• _WHAT IS BEING ASKED_
Report only the number of lines that hold the word "More".

═══ SUPPLIED ENTRIES ═══

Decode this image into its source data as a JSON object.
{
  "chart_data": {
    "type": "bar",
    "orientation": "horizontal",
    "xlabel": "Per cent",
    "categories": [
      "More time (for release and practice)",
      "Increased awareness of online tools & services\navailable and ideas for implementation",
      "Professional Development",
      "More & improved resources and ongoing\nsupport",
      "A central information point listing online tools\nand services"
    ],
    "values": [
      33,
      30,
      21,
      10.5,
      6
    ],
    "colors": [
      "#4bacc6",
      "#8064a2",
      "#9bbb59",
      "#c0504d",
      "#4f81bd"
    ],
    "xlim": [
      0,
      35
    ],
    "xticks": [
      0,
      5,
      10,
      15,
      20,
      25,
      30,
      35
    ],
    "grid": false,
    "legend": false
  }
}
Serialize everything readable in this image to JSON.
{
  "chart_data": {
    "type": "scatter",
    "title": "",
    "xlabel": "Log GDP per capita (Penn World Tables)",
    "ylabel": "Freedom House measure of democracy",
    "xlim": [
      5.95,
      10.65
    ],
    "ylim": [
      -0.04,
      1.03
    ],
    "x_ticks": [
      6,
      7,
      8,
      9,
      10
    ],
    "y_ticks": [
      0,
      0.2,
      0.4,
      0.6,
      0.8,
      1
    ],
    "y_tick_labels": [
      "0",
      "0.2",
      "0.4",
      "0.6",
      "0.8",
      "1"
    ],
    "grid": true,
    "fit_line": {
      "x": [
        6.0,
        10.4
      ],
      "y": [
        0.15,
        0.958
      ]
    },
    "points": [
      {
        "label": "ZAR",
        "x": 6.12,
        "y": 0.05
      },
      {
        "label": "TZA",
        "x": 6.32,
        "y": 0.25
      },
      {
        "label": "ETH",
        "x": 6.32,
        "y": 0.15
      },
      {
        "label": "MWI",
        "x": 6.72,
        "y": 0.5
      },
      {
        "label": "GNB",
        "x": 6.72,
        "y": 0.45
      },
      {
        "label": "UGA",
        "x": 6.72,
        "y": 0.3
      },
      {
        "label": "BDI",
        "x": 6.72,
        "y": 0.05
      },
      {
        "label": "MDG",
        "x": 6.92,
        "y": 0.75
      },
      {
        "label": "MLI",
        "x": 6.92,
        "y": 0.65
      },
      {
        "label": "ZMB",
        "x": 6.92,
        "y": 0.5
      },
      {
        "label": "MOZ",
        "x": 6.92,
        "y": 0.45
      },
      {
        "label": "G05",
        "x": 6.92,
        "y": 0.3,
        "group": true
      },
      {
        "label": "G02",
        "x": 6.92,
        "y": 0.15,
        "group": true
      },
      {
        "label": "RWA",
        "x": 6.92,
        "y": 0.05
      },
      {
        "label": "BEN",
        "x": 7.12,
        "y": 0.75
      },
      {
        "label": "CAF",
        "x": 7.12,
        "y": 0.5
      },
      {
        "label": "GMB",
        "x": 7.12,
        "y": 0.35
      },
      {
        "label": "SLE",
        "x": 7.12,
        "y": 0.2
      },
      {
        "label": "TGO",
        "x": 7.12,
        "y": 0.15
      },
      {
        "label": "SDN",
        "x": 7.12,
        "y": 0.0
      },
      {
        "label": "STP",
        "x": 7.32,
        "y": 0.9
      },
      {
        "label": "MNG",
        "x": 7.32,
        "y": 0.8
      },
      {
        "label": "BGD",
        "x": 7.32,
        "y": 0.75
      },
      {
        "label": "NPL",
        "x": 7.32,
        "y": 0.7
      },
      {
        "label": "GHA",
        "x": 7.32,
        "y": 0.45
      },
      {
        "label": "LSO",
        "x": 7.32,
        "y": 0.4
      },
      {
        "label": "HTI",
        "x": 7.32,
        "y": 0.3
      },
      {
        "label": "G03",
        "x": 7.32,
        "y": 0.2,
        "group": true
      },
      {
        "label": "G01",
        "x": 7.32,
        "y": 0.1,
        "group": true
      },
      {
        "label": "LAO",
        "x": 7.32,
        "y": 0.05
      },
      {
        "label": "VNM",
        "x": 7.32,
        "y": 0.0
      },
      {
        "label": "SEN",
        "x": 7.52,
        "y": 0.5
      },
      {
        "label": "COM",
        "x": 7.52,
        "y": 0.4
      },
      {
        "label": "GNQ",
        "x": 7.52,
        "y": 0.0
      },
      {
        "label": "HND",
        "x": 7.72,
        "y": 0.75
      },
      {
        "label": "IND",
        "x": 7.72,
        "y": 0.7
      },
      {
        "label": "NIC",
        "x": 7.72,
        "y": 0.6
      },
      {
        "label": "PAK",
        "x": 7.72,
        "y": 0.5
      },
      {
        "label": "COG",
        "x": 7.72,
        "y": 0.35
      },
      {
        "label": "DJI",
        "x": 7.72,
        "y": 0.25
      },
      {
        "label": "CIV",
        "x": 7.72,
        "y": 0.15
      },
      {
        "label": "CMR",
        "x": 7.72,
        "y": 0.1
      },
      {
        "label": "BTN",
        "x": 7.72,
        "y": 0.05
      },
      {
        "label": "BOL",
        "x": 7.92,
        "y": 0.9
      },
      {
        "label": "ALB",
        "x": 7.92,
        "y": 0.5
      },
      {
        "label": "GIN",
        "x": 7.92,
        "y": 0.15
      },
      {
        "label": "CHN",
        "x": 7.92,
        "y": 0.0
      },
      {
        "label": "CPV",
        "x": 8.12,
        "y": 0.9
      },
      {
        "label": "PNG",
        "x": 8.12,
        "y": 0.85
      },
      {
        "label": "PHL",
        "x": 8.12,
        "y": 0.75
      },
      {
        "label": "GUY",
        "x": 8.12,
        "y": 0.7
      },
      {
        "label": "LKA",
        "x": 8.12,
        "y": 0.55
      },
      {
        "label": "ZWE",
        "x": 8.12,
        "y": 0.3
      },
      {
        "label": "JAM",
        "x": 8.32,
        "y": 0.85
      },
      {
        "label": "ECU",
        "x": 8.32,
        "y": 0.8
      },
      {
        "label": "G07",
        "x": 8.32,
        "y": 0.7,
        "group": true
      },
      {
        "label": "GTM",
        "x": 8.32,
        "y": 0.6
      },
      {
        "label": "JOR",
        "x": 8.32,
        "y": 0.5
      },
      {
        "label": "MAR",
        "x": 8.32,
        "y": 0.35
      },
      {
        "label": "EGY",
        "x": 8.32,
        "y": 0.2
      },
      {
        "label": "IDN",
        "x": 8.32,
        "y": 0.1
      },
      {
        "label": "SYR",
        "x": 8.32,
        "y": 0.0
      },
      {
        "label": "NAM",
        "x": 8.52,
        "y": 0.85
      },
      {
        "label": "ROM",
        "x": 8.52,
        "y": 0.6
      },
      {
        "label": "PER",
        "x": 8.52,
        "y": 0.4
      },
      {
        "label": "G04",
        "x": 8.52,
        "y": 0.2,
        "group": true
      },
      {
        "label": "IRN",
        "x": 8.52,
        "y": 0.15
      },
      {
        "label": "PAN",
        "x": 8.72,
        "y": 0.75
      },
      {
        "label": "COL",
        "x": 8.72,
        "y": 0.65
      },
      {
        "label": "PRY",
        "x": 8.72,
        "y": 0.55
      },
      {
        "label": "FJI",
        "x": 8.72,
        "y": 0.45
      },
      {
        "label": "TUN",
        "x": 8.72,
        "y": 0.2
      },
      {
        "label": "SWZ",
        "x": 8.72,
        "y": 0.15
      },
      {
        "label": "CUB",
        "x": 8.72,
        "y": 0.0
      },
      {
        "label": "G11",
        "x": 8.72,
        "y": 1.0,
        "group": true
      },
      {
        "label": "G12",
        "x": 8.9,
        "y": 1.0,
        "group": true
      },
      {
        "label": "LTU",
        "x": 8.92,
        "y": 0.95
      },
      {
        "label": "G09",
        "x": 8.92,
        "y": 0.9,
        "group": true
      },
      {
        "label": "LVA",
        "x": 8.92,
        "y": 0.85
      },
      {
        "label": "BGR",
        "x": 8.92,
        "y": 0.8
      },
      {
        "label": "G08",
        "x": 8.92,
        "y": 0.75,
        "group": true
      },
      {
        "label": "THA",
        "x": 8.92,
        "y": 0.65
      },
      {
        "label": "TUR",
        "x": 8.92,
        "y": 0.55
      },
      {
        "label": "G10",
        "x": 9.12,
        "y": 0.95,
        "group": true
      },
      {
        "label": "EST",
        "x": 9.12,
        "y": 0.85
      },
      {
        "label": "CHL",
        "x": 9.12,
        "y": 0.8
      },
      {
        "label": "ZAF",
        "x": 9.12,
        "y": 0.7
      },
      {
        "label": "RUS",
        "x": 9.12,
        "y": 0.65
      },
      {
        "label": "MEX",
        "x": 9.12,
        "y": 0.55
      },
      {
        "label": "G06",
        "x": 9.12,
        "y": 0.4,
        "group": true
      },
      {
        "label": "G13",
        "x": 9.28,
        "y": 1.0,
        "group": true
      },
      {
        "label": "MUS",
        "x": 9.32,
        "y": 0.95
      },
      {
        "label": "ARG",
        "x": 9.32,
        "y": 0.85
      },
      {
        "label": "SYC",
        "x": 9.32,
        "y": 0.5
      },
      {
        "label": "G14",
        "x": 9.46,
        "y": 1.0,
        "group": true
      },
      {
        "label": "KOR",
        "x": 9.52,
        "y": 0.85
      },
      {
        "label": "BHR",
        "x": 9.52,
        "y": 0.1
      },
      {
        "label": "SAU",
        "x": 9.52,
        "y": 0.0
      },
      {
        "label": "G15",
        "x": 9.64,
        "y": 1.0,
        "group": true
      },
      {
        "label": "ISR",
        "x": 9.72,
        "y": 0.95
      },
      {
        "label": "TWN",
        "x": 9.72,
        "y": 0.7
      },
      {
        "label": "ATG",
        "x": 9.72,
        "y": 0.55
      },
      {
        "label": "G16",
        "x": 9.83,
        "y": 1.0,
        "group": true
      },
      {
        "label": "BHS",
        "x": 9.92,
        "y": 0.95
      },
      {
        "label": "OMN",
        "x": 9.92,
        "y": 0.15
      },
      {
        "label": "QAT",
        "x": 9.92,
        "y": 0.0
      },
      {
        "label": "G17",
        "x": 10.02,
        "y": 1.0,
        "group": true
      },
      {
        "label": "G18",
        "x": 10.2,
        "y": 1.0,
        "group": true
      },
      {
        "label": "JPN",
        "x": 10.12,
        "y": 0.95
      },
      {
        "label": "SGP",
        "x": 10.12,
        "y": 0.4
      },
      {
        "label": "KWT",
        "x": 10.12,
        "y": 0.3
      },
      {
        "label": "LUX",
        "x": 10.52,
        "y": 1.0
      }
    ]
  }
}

═══

• _FULL ANSWER_
2